Required work:
Exactly reproduce each entry, leaving out nothing.
----
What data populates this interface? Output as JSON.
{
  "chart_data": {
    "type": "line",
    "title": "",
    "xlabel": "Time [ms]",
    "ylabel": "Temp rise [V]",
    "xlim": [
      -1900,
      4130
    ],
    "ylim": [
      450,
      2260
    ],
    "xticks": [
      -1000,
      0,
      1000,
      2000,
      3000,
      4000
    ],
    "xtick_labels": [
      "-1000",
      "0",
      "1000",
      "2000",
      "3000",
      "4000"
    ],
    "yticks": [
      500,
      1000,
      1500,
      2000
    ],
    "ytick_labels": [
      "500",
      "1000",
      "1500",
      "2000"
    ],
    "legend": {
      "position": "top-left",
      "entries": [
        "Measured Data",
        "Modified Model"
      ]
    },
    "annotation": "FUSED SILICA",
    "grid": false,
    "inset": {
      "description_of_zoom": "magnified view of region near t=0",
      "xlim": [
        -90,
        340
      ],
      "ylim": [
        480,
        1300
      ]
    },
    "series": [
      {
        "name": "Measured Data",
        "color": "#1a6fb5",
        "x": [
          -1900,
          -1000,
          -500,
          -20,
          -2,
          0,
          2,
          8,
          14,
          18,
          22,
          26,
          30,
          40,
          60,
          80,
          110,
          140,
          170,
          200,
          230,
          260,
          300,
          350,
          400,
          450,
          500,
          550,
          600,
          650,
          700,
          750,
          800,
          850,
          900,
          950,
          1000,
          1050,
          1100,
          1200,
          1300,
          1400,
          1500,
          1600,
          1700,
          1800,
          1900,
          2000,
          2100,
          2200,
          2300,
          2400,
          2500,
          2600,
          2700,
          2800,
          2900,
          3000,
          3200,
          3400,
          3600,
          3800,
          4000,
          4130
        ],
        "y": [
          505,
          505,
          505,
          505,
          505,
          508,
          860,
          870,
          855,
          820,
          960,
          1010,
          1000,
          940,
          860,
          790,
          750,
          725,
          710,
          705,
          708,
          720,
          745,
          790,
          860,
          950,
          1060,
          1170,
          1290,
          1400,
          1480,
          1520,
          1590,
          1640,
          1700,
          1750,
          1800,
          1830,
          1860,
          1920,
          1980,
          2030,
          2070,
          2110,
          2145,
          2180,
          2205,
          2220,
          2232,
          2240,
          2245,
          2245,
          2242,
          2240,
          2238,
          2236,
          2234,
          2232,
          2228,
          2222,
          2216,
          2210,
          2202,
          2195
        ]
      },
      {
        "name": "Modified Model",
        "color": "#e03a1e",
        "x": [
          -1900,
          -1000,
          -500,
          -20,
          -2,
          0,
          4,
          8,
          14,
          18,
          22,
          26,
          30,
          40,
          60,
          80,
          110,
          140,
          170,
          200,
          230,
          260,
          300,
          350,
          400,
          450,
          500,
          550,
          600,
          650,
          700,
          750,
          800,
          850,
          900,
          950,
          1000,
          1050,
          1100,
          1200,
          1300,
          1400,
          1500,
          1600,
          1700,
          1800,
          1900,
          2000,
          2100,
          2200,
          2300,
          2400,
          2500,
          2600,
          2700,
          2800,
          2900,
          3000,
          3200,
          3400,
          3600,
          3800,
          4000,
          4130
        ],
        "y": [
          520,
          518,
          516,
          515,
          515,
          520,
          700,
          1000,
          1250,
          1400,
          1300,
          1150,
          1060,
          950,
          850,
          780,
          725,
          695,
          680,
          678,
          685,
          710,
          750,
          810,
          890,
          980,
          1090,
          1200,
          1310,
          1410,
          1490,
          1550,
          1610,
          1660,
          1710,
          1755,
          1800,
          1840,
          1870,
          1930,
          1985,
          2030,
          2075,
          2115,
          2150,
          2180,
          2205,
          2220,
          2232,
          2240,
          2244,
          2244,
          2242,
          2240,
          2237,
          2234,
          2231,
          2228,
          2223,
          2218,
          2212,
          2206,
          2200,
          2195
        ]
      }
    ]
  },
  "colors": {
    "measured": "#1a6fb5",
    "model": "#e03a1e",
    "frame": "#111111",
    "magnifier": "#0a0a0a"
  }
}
----
Exercise output:
What data populates this interface? Output as JSON.
{
  "chart_data": {
    "type": "line",
    "title": "",
    "xlabel": "Time [ms]",
    "ylabel": "Temp rise [V]",
    "xlim": [
      -1900,
      4130
    ],
    "ylim": [
      450,
      2260
    ],
    "xticks": [
      -1000,
      0,
      1000,
      2000,
      3000,
      4000
    ],
    "xtick_labels": [
      "-1000",
      "0",
      "1000",
      "2000",
      "3000",
      "4000"
    ],
    "yticks": [
      500,
      1000,
      1500,
      2000
    ],
    "ytick_labels": [
      "500",
      "1000",
      "1500",
      "2000"
    ],
    "legend": {
      "position": "top-left",
      "entries": [
        "Measured Data",
        "Modified Model"
      ]
    },
    "annotation": "FUSED SILICA",
    "grid": false,
    "inset": {
      "description_of_zoom": "magnified view of region near t=0",
      "xlim": [
        -90,
        340
      ],
      "ylim": [
        480,
        1300
      ]
    },
    "series": [
      {
        "name": "Measured Data",
        "color": "#1a6fb5",
        "x": [
          -1900,
          -1000,
          -500,
          -20,
          -2,
          0,
          2,
          8,
          14,
          18,
          22,
          26,
          30,
          40,
          60,
          80,
          110,
          140,
          170,
          200,
          230,
          260,
          300,
          350,
          400,
          450,
          500,
          550,
          600,
          650,
          700,
          750,
          800,
          850,
          900,
          950,
          1000,
          1050,
          1100,
          1200,
          1300,
          1400,
          1500,
          1600,
          1700,
          1800,
          1900,
          2000,
          2100,
          2200,
          2300,
          2400,
          2500,
          2600,
          2700,
          2800,
          2900,
          3000,
          3200,
          3400,
          3600,
          3800,
          4000,
          4130
        ],
        "y": [
          505,
          505,
          505,
          505,
          505,
          508,
          860,
          870,
          855,
          820,
          960,
          1010,
          1000,
          940,
          860,
          790,
          750,
          725,
          710,
          705,
          708,
          720,
          745,
          790,
          860,
          950,
          1060,
          1170,
          1290,
          1400,
          1480,
          1520,
          1590,
          1640,
          1700,
          1750,
          1800,
          1830,
          1860,
          1920,
          1980,
          2030,
          2070,
          2110,
          2145,
          2180,
          2205,
          2220,
          2232,
          2240,
          2245,
          2245,
          2242,
          2240,
          2238,
          2236,
          2234,
          2232,
          2228,
          2222,
          2216,
          2210,
          2202,
          2195
        ]
      },
      {
        "name": "Modified Model",
        "color": "#e03a1e",
        "x": [
          -1900,
          -1000,
          -500,
          -20,
          -2,
          0,
          4,
          8,
          14,
          18,
          22,
          26,
          30,
          40,
          60,
          80,
          110,
          140,
          170,
          200,
          230,
          260,
          300,
          350,
          400,
          450,
          500,
          550,
          600,
          650,
          700,
          750,
          800,
          850,
          900,
          950,
          1000,
          1050,
          1100,
          1200,
          1300,
          1400,
          1500,
          1600,
          1700,
          1800,
          1900,
          2000,
          2100,
          2200,
          2300,
          2400,
          2500,
          2600,
          2700,
          2800,
          2900,
          3000,
          3200,
          3400,
          3600,
          3800,
          4000,
          4130
        ],
        "y": [
          520,
          518,
          516,
          515,
          515,
          520,
          700,
          1000,
          1250,
          1400,
          1300,
          1150,
          1060,
          950,
          850,
          780,
          725,
          695,
          680,
          678,
          685,
          710,
          750,
          810,
          890,
          980,
          1090,
          1200,
          1310,
          1410,
          1490,
          1550,
          1610,
          1660,
          1710,
          1755,
          1800,
          1840,
          1870,
          1930,
          1985,
          2030,
          2075,
          2115,
          2150,
          2180,
          2205,
          2220,
          2232,
          2240,
          2244,
          2244,
          2242,
          2240,
          2237,
          2234,
          2231,
          2228,
          2223,
          2218,
          2212,
          2206,
          2200,
          2195
        ]
      }
    ]
  },
  "colors": {
    "measured": "#1a6fb5",
    "model": "#e03a1e",
    "frame": "#111111",
    "magnifier": "#0a0a0a"
  }
}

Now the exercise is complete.